## What the exercise asks
Write out each line of the listing as it stands, without the images.

Data extracted from a collection:
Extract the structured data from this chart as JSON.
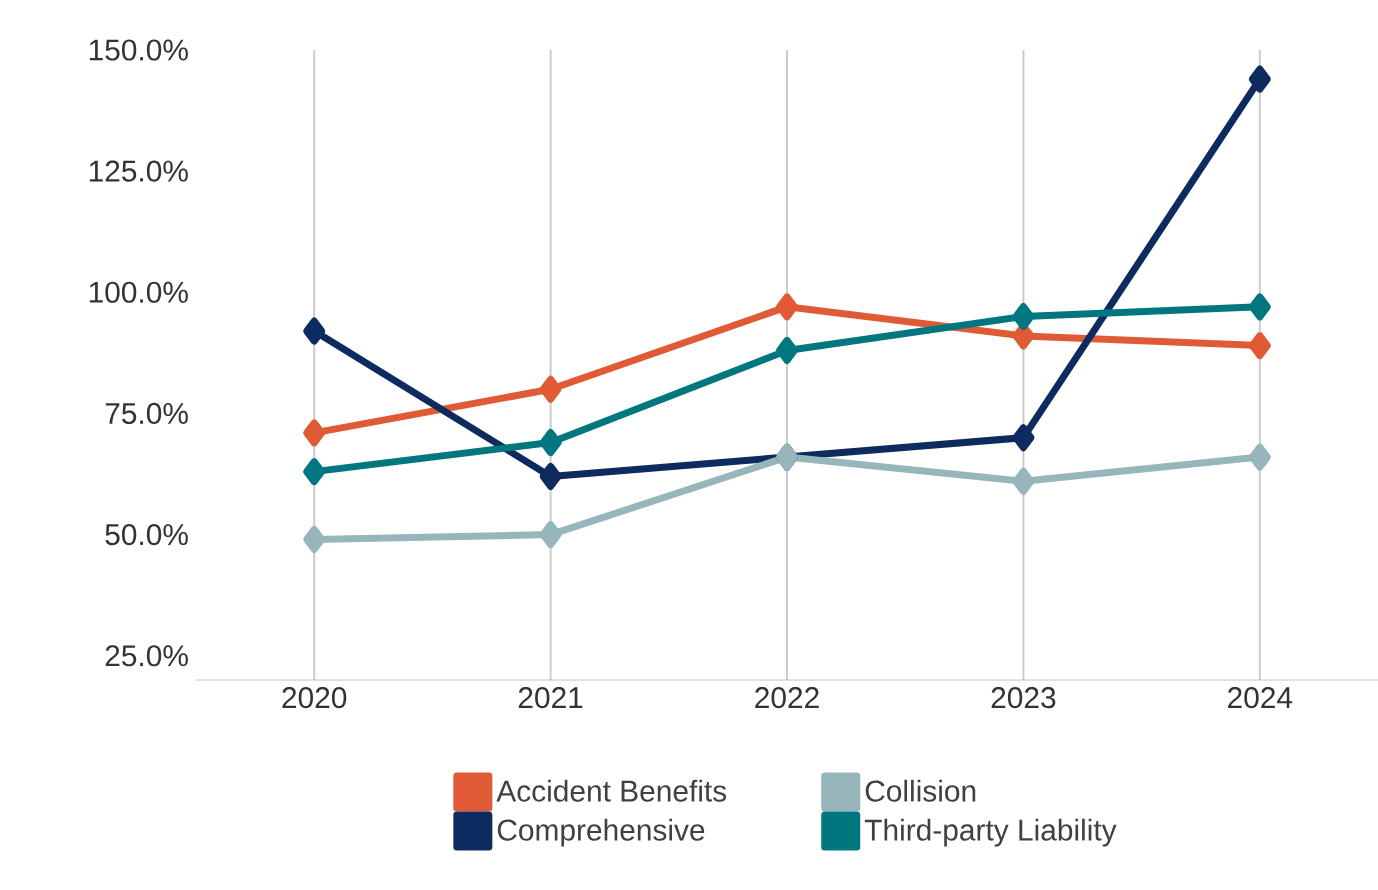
{
  "chart_data": {
    "type": "line",
    "categories": [
      "2020",
      "2021",
      "2022",
      "2023",
      "2024"
    ],
    "series": [
      {
        "name": "Accident Benefits",
        "color": "#e05a35",
        "values": [
          71,
          80,
          97,
          91,
          89
        ]
      },
      {
        "name": "Comprehensive",
        "color": "#0d2b5e",
        "values": [
          92,
          62,
          66,
          70,
          144
        ]
      },
      {
        "name": "Collision",
        "color": "#97b6bb",
        "values": [
          49,
          50,
          66,
          61,
          66
        ]
      },
      {
        "name": "Third-party Liability",
        "color": "#00767f",
        "values": [
          63,
          69,
          88,
          95,
          97
        ]
      }
    ],
    "ylim": [
      20,
      150
    ],
    "yticks": [
      {
        "value": 25,
        "label": "25.0%"
      },
      {
        "value": 50,
        "label": "50.0%"
      },
      {
        "value": 75,
        "label": "75.0%"
      },
      {
        "value": 100,
        "label": "100.0%"
      },
      {
        "value": 125,
        "label": "125.0%"
      },
      {
        "value": 150,
        "label": "150.0%"
      }
    ],
    "grid": "x",
    "legend": "bottom",
    "marker": "diamond",
    "line_style": "solid"
  }
}
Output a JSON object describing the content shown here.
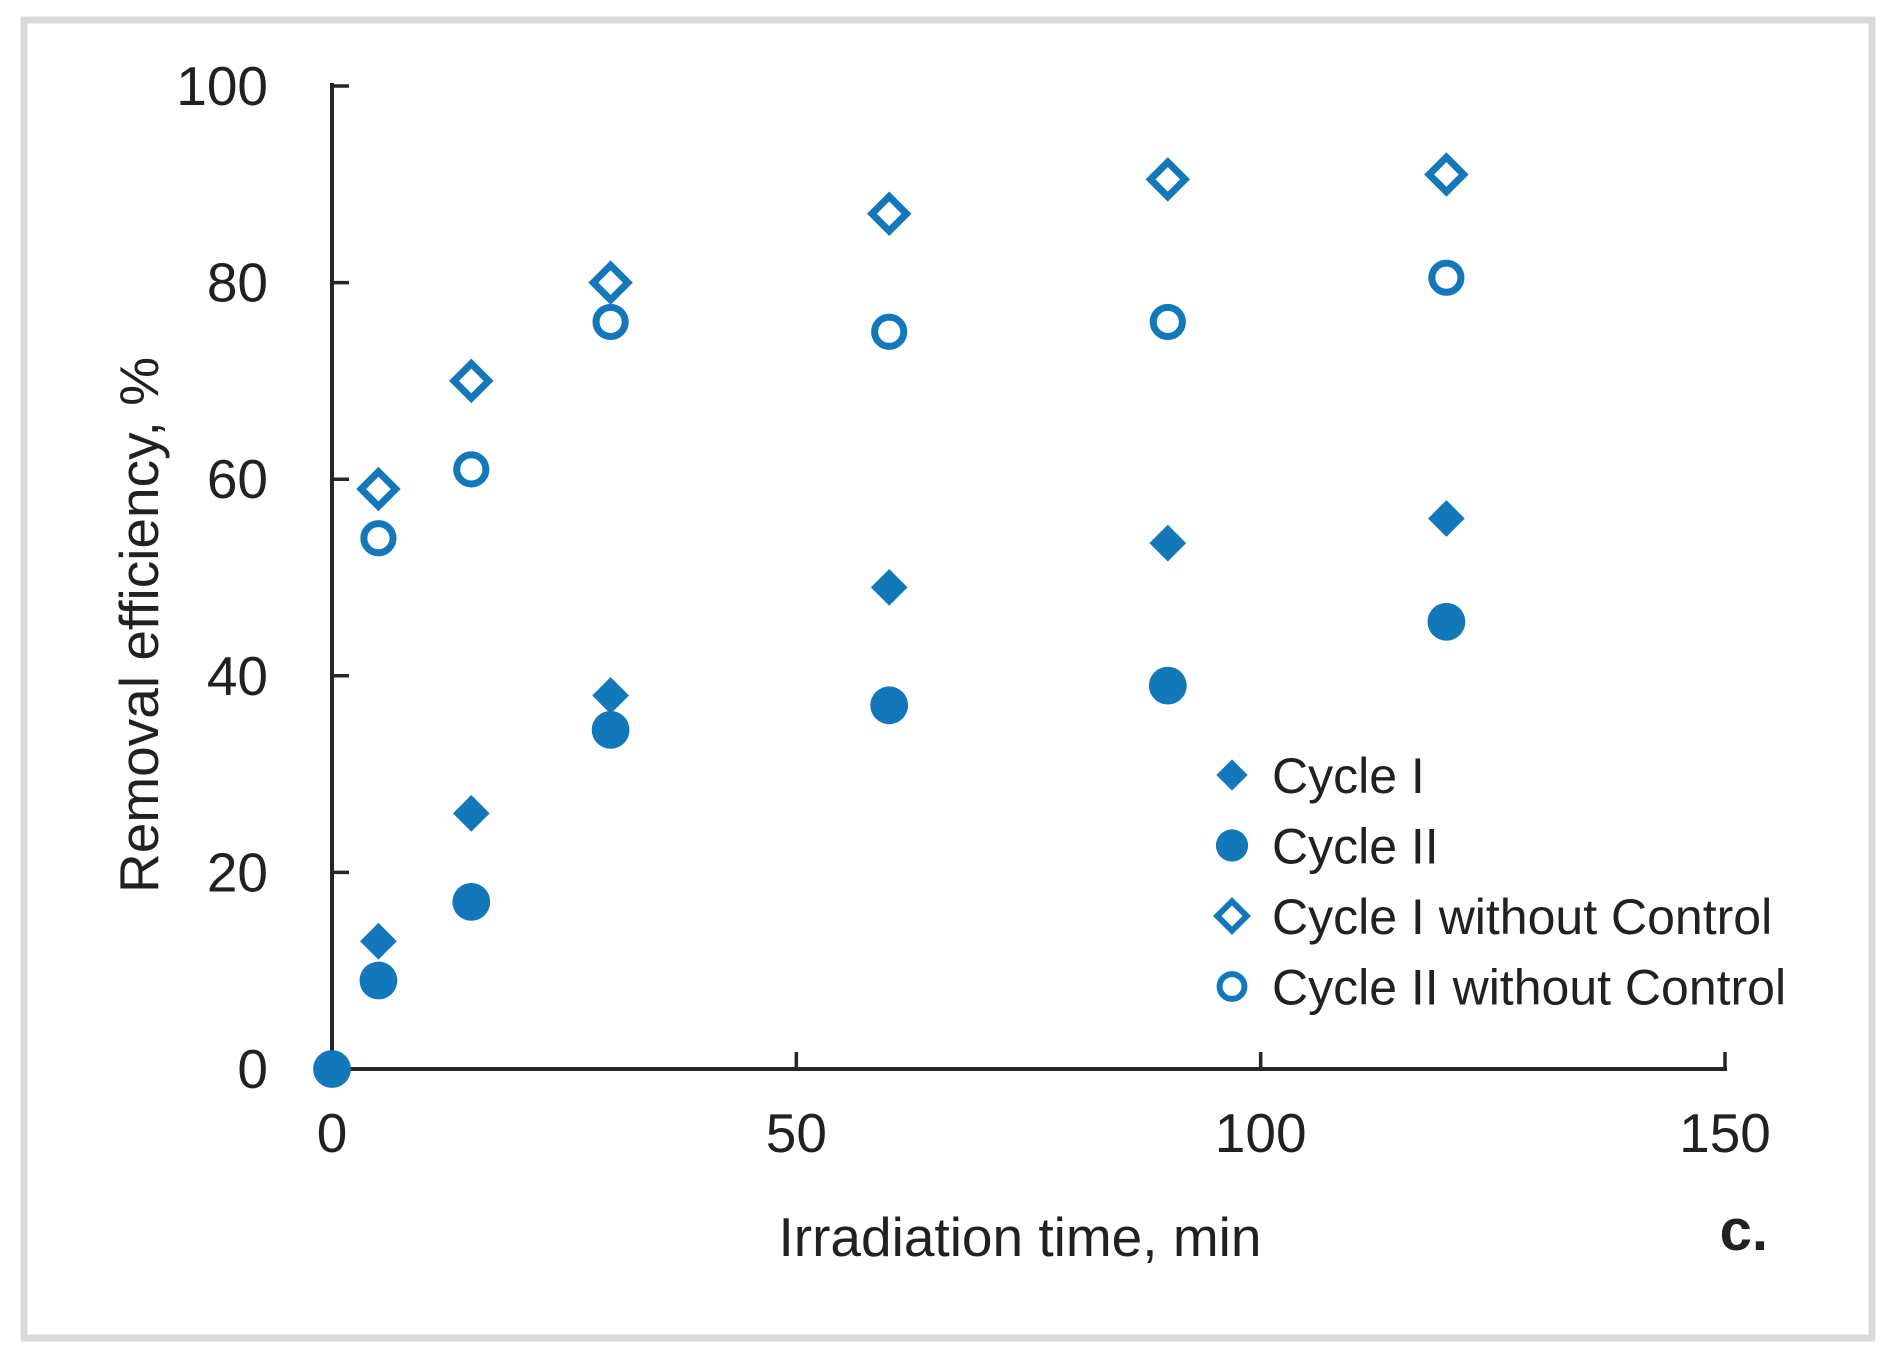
{
  "figure": {
    "panel_label": "c.",
    "background": "#ffffff",
    "border_color": "#d9d9d9",
    "axis_color": "#262626",
    "text_color": "#212121",
    "marker_color": "#1278b9"
  },
  "chart_data": {
    "type": "scatter",
    "title": "",
    "xlabel": "Irradiation time, min",
    "ylabel": "Removal efficiency, %",
    "xlim": [
      0,
      150
    ],
    "ylim": [
      0,
      100
    ],
    "x_ticks": [
      0,
      50,
      100,
      150
    ],
    "y_ticks": [
      0,
      20,
      40,
      60,
      80,
      100
    ],
    "grid": false,
    "legend_position": "inside-right",
    "legend_entries": [
      "Cycle I",
      "Cycle II",
      "Cycle I without Control",
      "Cycle II without Control"
    ],
    "series": [
      {
        "name": "Cycle I",
        "marker": "diamond-filled",
        "points": [
          [
            0,
            0
          ],
          [
            5,
            13
          ],
          [
            15,
            26
          ],
          [
            30,
            38
          ],
          [
            60,
            49
          ],
          [
            90,
            53.5
          ],
          [
            120,
            56
          ]
        ]
      },
      {
        "name": "Cycle II",
        "marker": "circle-filled",
        "points": [
          [
            0,
            0
          ],
          [
            5,
            9
          ],
          [
            15,
            17
          ],
          [
            30,
            34.5
          ],
          [
            60,
            37
          ],
          [
            90,
            39
          ],
          [
            120,
            45.5
          ]
        ]
      },
      {
        "name": "Cycle I without Control",
        "marker": "diamond-open",
        "points": [
          [
            5,
            59
          ],
          [
            15,
            70
          ],
          [
            30,
            80
          ],
          [
            60,
            87
          ],
          [
            90,
            90.5
          ],
          [
            120,
            91
          ]
        ]
      },
      {
        "name": "Cycle II without Control",
        "marker": "circle-open",
        "points": [
          [
            5,
            54
          ],
          [
            15,
            61
          ],
          [
            30,
            76
          ],
          [
            60,
            75
          ],
          [
            90,
            76
          ],
          [
            120,
            80.5
          ]
        ]
      }
    ]
  }
}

## Finished answer
Extract the structured data from this chart as JSON.
{
  "chart_data": {
    "type": "line",
    "categories": [
      "2020",
      "2021",
      "2022",
      "2023",
      "2024"
    ],
    "series": [
      {
        "name": "Accident Benefits",
        "color": "#e05a35",
        "values": [
          71,
          80,
          97,
          91,
          89
        ]
      },
      {
        "name": "Comprehensive",
        "color": "#0d2b5e",
        "values": [
          92,
          62,
          66,
          70,
          144
        ]
      },
      {
        "name": "Collision",
        "color": "#97b6bb",
        "values": [
          49,
          50,
          66,
          61,
          66
        ]
      },
      {
        "name": "Third-party Liability",
        "color": "#00767f",
        "values": [
          63,
          69,
          88,
          95,
          97
        ]
      }
    ],
    "ylim": [
      20,
      150
    ],
    "yticks": [
      {
        "value": 25,
        "label": "25.0%"
      },
      {
        "value": 50,
        "label": "50.0%"
      },
      {
        "value": 75,
        "label": "75.0%"
      },
      {
        "value": 100,
        "label": "100.0%"
      },
      {
        "value": 125,
        "label": "125.0%"
      },
      {
        "value": 150,
        "label": "150.0%"
      }
    ],
    "grid": "x",
    "legend": "bottom",
    "marker": "diamond",
    "line_style": "solid"
  }
}
Output a JSON object describing the content shown here.
{
  "figure": {
    "panel_label": "c.",
    "background": "#ffffff",
    "border_color": "#d9d9d9",
    "axis_color": "#262626",
    "text_color": "#212121",
    "marker_color": "#1278b9"
  },
  "chart_data": {
    "type": "scatter",
    "title": "",
    "xlabel": "Irradiation time, min",
    "ylabel": "Removal efficiency, %",
    "xlim": [
      0,
      150
    ],
    "ylim": [
      0,
      100
    ],
    "x_ticks": [
      0,
      50,
      100,
      150
    ],
    "y_ticks": [
      0,
      20,
      40,
      60,
      80,
      100
    ],
    "grid": false,
    "legend_position": "inside-right",
    "legend_entries": [
      "Cycle I",
      "Cycle II",
      "Cycle I without Control",
      "Cycle II without Control"
    ],
    "series": [
      {
        "name": "Cycle I",
        "marker": "diamond-filled",
        "points": [
          [
            0,
            0
          ],
          [
            5,
            13
          ],
          [
            15,
            26
          ],
          [
            30,
            38
          ],
          [
            60,
            49
          ],
          [
            90,
            53.5
          ],
          [
            120,
            56
          ]
        ]
      },
      {
        "name": "Cycle II",
        "marker": "circle-filled",
        "points": [
          [
            0,
            0
          ],
          [
            5,
            9
          ],
          [
            15,
            17
          ],
          [
            30,
            34.5
          ],
          [
            60,
            37
          ],
          [
            90,
            39
          ],
          [
            120,
            45.5
          ]
        ]
      },
      {
        "name": "Cycle I without Control",
        "marker": "diamond-open",
        "points": [
          [
            5,
            59
          ],
          [
            15,
            70
          ],
          [
            30,
            80
          ],
          [
            60,
            87
          ],
          [
            90,
            90.5
          ],
          [
            120,
            91
          ]
        ]
      },
      {
        "name": "Cycle II without Control",
        "marker": "circle-open",
        "points": [
          [
            5,
            54
          ],
          [
            15,
            61
          ],
          [
            30,
            76
          ],
          [
            60,
            75
          ],
          [
            90,
            76
          ],
          [
            120,
            80.5
          ]
        ]
      }
    ]
  }
}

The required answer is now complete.